» **Items listed in a dataset**

________

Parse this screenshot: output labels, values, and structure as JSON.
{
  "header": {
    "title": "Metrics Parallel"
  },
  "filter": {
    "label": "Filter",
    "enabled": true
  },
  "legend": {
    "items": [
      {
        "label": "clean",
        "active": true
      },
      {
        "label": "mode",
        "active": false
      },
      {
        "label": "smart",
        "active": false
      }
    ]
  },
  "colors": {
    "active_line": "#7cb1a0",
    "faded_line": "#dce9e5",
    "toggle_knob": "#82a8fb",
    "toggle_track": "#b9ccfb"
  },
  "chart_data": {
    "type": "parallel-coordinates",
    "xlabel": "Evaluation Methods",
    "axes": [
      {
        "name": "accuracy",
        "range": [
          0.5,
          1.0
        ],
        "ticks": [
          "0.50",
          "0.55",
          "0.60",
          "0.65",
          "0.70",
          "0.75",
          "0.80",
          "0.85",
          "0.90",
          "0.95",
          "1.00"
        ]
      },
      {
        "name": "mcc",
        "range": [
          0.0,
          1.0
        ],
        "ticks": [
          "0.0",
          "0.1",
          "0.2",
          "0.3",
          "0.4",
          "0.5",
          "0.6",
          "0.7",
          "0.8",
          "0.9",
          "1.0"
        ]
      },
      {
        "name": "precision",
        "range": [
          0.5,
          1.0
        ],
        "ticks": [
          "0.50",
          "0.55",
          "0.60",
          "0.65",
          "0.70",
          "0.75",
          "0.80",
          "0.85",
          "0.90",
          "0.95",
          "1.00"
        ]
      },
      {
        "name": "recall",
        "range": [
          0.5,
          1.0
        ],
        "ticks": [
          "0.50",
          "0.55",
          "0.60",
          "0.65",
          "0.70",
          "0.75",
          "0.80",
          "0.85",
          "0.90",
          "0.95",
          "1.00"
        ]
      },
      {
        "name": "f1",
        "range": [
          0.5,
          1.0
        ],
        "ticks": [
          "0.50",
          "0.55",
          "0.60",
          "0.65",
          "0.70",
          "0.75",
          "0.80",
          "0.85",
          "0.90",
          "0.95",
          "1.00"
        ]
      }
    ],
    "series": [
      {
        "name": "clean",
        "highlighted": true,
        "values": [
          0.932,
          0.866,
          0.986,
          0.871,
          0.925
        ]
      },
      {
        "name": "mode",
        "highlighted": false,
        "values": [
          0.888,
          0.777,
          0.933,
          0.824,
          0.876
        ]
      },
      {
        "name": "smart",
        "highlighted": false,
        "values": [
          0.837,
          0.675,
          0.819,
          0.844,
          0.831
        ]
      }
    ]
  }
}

________

» **Given request**
Write each line above out exactly.

» **Task output**
Parse this screenshot: output labels, values, and structure as JSON.
{
  "header": {
    "title": "Metrics Parallel"
  },
  "filter": {
    "label": "Filter",
    "enabled": true
  },
  "legend": {
    "items": [
      {
        "label": "clean",
        "active": true
      },
      {
        "label": "mode",
        "active": false
      },
      {
        "label": "smart",
        "active": false
      }
    ]
  },
  "colors": {
    "active_line": "#7cb1a0",
    "faded_line": "#dce9e5",
    "toggle_knob": "#82a8fb",
    "toggle_track": "#b9ccfb"
  },
  "chart_data": {
    "type": "parallel-coordinates",
    "xlabel": "Evaluation Methods",
    "axes": [
      {
        "name": "accuracy",
        "range": [
          0.5,
          1.0
        ],
        "ticks": [
          "0.50",
          "0.55",
          "0.60",
          "0.65",
          "0.70",
          "0.75",
          "0.80",
          "0.85",
          "0.90",
          "0.95",
          "1.00"
        ]
      },
      {
        "name": "mcc",
        "range": [
          0.0,
          1.0
        ],
        "ticks": [
          "0.0",
          "0.1",
          "0.2",
          "0.3",
          "0.4",
          "0.5",
          "0.6",
          "0.7",
          "0.8",
          "0.9",
          "1.0"
        ]
      },
      {
        "name": "precision",
        "range": [
          0.5,
          1.0
        ],
        "ticks": [
          "0.50",
          "0.55",
          "0.60",
          "0.65",
          "0.70",
          "0.75",
          "0.80",
          "0.85",
          "0.90",
          "0.95",
          "1.00"
        ]
      },
      {
        "name": "recall",
        "range": [
          0.5,
          1.0
        ],
        "ticks": [
          "0.50",
          "0.55",
          "0.60",
          "0.65",
          "0.70",
          "0.75",
          "0.80",
          "0.85",
          "0.90",
          "0.95",
          "1.00"
        ]
      },
      {
        "name": "f1",
        "range": [
          0.5,
          1.0
        ],
        "ticks": [
          "0.50",
          "0.55",
          "0.60",
          "0.65",
          "0.70",
          "0.75",
          "0.80",
          "0.85",
          "0.90",
          "0.95",
          "1.00"
        ]
      }
    ],
    "series": [
      {
        "name": "clean",
        "highlighted": true,
        "values": [
          0.932,
          0.866,
          0.986,
          0.871,
          0.925
        ]
      },
      {
        "name": "mode",
        "highlighted": false,
        "values": [
          0.888,
          0.777,
          0.933,
          0.824,
          0.876
        ]
      },
      {
        "name": "smart",
        "highlighted": false,
        "values": [
          0.837,
          0.675,
          0.819,
          0.844,
          0.831
        ]
      }
    ]
  }
}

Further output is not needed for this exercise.